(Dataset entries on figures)
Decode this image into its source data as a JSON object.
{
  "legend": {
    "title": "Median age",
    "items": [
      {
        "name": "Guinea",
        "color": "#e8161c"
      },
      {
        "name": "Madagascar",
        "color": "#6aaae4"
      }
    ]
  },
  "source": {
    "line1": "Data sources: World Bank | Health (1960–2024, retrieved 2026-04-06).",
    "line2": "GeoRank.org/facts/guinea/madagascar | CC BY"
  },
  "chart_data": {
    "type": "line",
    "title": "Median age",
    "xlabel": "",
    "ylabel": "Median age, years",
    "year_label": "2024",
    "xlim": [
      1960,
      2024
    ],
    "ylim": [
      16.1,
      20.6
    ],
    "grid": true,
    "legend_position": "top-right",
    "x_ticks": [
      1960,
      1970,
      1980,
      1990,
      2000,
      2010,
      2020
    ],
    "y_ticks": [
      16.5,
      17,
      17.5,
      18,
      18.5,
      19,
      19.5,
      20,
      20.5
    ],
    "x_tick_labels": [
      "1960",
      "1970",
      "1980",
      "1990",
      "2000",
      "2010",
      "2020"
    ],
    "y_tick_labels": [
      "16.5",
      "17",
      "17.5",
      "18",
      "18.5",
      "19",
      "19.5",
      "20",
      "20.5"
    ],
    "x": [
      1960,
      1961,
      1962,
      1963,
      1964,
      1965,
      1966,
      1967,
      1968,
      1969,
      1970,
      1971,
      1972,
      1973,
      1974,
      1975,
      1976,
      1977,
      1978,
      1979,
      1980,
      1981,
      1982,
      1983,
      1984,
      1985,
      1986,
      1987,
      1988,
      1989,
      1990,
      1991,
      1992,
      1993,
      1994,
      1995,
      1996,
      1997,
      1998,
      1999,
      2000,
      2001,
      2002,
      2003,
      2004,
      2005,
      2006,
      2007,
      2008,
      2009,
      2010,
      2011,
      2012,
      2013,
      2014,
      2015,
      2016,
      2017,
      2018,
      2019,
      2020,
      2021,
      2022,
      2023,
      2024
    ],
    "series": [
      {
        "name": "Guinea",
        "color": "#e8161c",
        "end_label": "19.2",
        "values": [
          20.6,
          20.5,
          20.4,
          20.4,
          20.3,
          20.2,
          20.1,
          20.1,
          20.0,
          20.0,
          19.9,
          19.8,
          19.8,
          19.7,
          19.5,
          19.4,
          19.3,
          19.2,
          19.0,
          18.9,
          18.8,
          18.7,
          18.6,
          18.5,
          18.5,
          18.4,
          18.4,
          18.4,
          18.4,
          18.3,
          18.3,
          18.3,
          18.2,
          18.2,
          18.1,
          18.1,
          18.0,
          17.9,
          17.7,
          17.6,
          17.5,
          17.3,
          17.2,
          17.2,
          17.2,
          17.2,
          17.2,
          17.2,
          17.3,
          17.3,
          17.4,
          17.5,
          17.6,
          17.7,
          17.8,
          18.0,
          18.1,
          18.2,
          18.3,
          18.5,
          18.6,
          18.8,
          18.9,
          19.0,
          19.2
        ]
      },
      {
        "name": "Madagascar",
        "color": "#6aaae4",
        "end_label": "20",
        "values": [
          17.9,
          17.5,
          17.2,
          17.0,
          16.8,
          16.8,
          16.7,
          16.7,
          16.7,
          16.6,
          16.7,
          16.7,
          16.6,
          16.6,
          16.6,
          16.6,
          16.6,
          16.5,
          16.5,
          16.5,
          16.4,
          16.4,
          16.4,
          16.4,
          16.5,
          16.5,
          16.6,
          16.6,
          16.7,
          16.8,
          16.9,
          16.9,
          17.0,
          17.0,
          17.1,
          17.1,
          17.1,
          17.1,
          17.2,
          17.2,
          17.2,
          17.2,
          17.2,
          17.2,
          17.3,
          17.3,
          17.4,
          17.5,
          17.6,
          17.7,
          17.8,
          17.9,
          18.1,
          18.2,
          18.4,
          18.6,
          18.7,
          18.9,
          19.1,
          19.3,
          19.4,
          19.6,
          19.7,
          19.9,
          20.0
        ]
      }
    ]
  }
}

Given instruction:
List all lines in the material containing the string "color".

Answer to the task:
        "color": "#e8161c"
        "color": "#6aaae4"
        "color": "#e8161c",
        "color": "#6aaae4",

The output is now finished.